What you will do: Your copy of the material must match it exactly, except that pictures are dropped.

Given records:
# # # #

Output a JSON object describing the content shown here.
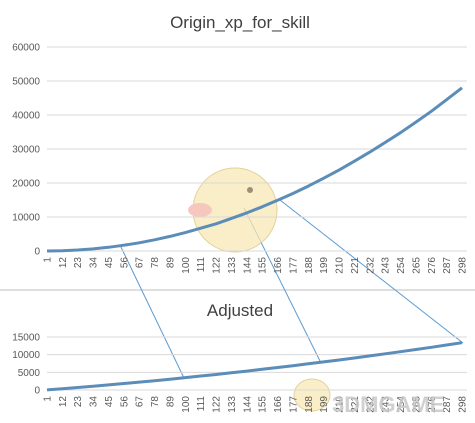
{
  "chart_data": [
    {
      "type": "line",
      "title": "Origin_xp_for_skill",
      "categories": [
        "1",
        "12",
        "23",
        "34",
        "45",
        "56",
        "67",
        "78",
        "89",
        "100",
        "111",
        "122",
        "133",
        "144",
        "155",
        "166",
        "177",
        "188",
        "199",
        "210",
        "221",
        "232",
        "243",
        "254",
        "265",
        "276",
        "287",
        "298"
      ],
      "values": [
        0,
        80,
        290,
        620,
        1100,
        1700,
        2400,
        3300,
        4300,
        5400,
        6700,
        8000,
        9600,
        11200,
        13000,
        14900,
        16900,
        19100,
        21400,
        23800,
        26400,
        29100,
        31900,
        34800,
        37900,
        41100,
        44500,
        48000
      ],
      "color": "#5b8db8",
      "ylim": [
        0,
        60000
      ],
      "yticks": [
        0,
        10000,
        20000,
        30000,
        40000,
        50000,
        60000
      ],
      "grid": true
    },
    {
      "type": "line",
      "title": "Adjusted",
      "categories": [
        "1",
        "12",
        "23",
        "34",
        "45",
        "56",
        "67",
        "78",
        "89",
        "100",
        "111",
        "122",
        "133",
        "144",
        "155",
        "166",
        "177",
        "188",
        "199",
        "210",
        "221",
        "232",
        "243",
        "254",
        "265",
        "276",
        "287",
        "298"
      ],
      "values": [
        30,
        370,
        720,
        1080,
        1450,
        1840,
        2230,
        2640,
        3070,
        3500,
        3950,
        4400,
        4870,
        5360,
        5850,
        6360,
        6880,
        7410,
        7950,
        8500,
        9070,
        9650,
        10240,
        10850,
        11460,
        12090,
        12730,
        13380
      ],
      "color": "#5b8db8",
      "ylim": [
        0,
        15000
      ],
      "yticks": [
        0,
        5000,
        10000,
        15000
      ],
      "grid": true,
      "watermark": "3DMGAME"
    }
  ]
}
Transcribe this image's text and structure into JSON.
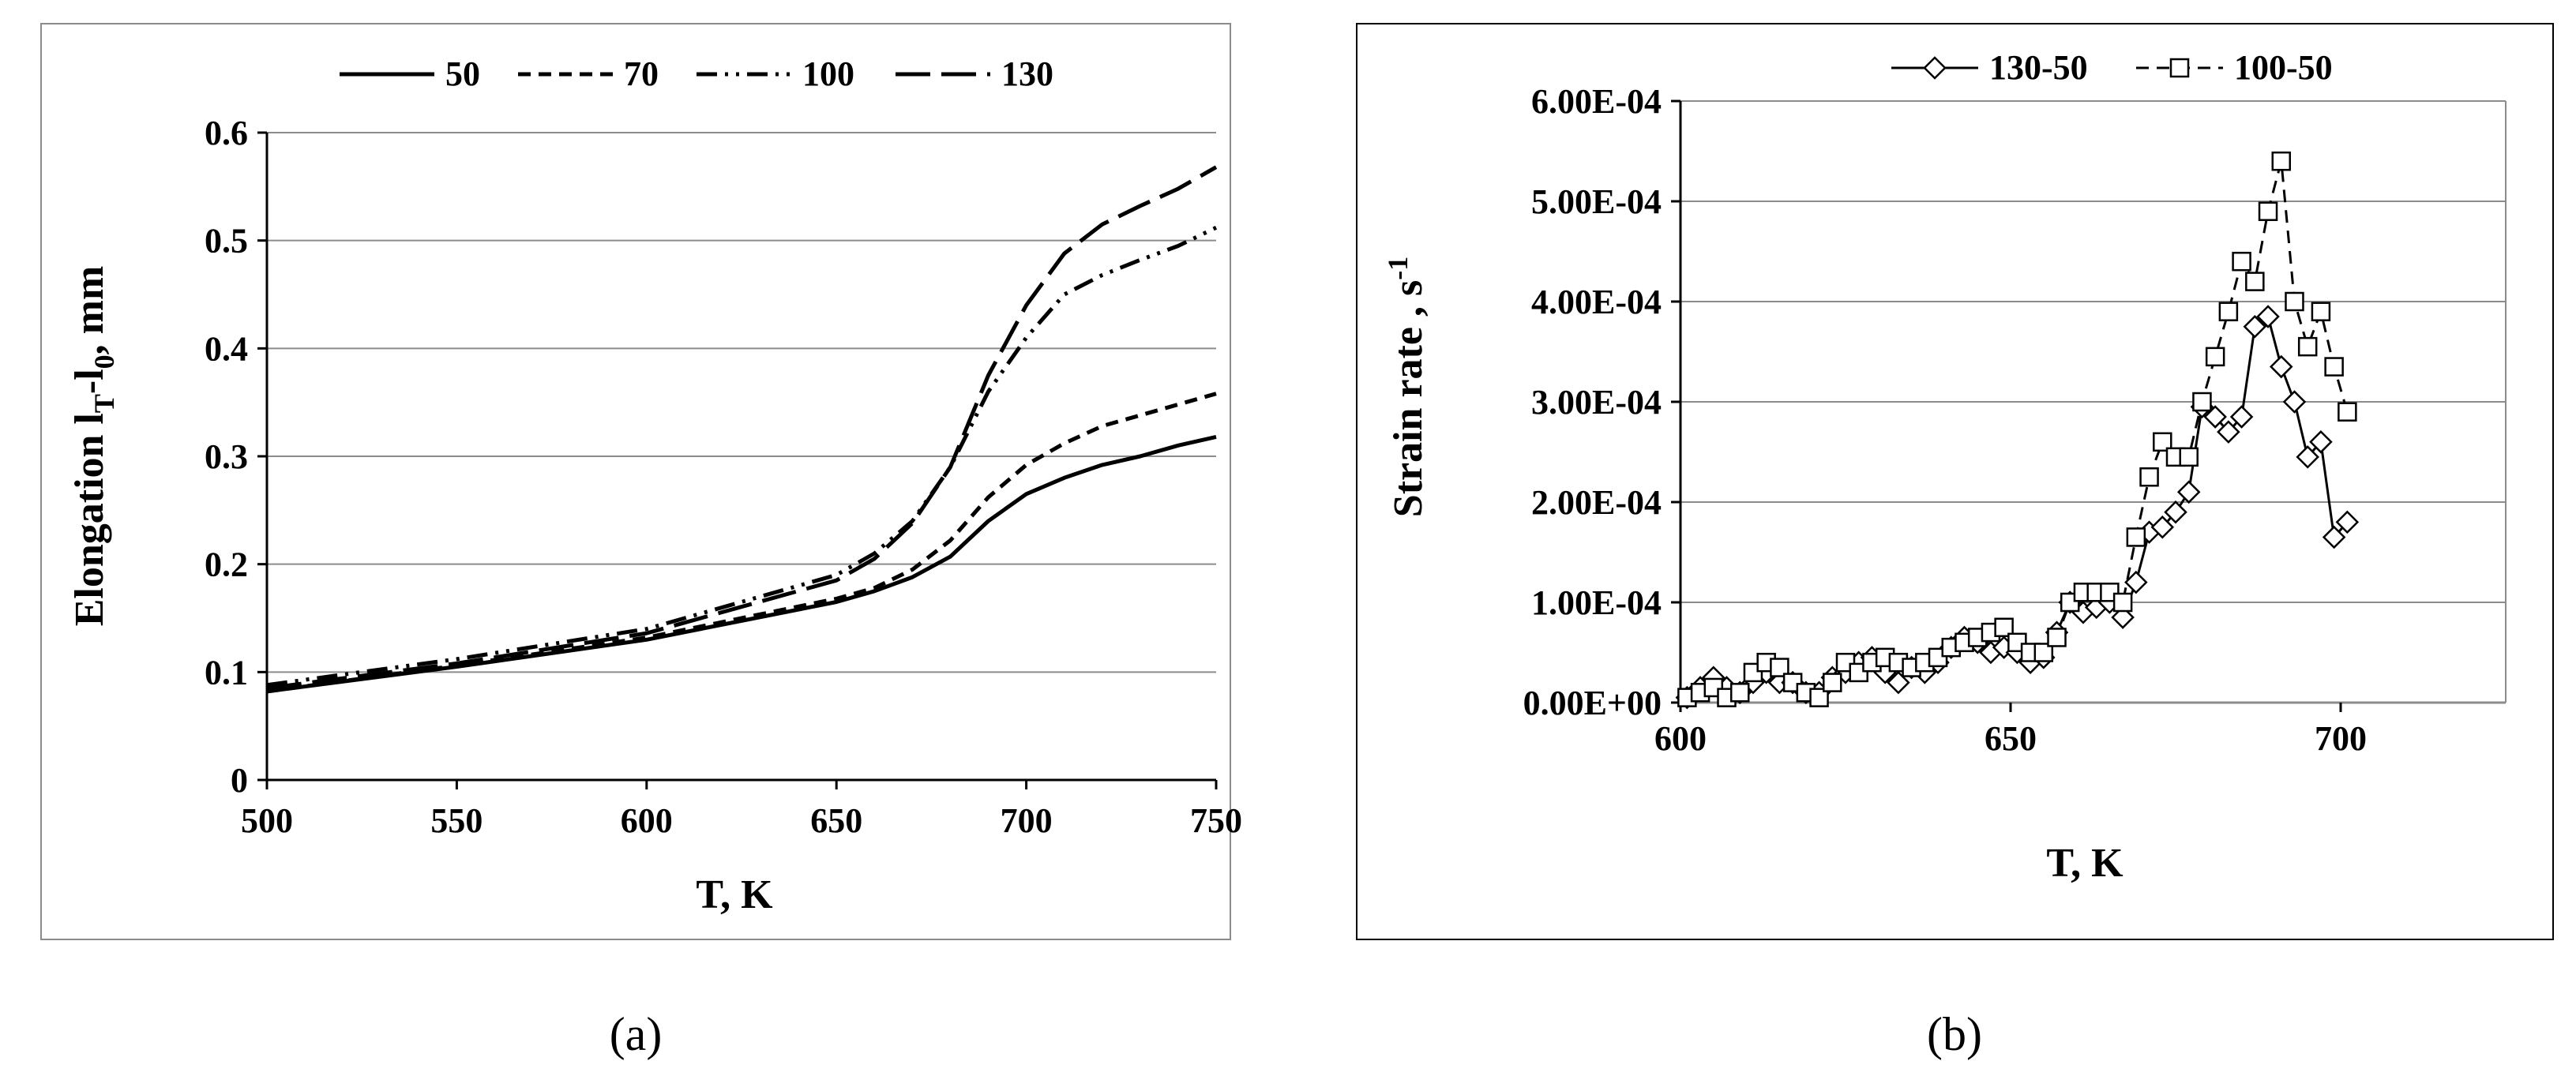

# # # #

Expected answer:
Output a JSON object describing the content shown here.
{
  "chart_data": [
    {
      "type": "line",
      "title": "Origin_xp_for_skill",
      "categories": [
        "1",
        "12",
        "23",
        "34",
        "45",
        "56",
        "67",
        "78",
        "89",
        "100",
        "111",
        "122",
        "133",
        "144",
        "155",
        "166",
        "177",
        "188",
        "199",
        "210",
        "221",
        "232",
        "243",
        "254",
        "265",
        "276",
        "287",
        "298"
      ],
      "values": [
        0,
        80,
        290,
        620,
        1100,
        1700,
        2400,
        3300,
        4300,
        5400,
        6700,
        8000,
        9600,
        11200,
        13000,
        14900,
        16900,
        19100,
        21400,
        23800,
        26400,
        29100,
        31900,
        34800,
        37900,
        41100,
        44500,
        48000
      ],
      "color": "#5b8db8",
      "ylim": [
        0,
        60000
      ],
      "yticks": [
        0,
        10000,
        20000,
        30000,
        40000,
        50000,
        60000
      ],
      "grid": true
    },
    {
      "type": "line",
      "title": "Adjusted",
      "categories": [
        "1",
        "12",
        "23",
        "34",
        "45",
        "56",
        "67",
        "78",
        "89",
        "100",
        "111",
        "122",
        "133",
        "144",
        "155",
        "166",
        "177",
        "188",
        "199",
        "210",
        "221",
        "232",
        "243",
        "254",
        "265",
        "276",
        "287",
        "298"
      ],
      "values": [
        30,
        370,
        720,
        1080,
        1450,
        1840,
        2230,
        2640,
        3070,
        3500,
        3950,
        4400,
        4870,
        5360,
        5850,
        6360,
        6880,
        7410,
        7950,
        8500,
        9070,
        9650,
        10240,
        10850,
        11460,
        12090,
        12730,
        13380
      ],
      "color": "#5b8db8",
      "ylim": [
        0,
        15000
      ],
      "yticks": [
        0,
        5000,
        10000,
        15000
      ],
      "grid": true,
      "watermark": "3DMGAME"
    }
  ]
}
Transcribe this image's text and structure into JSON.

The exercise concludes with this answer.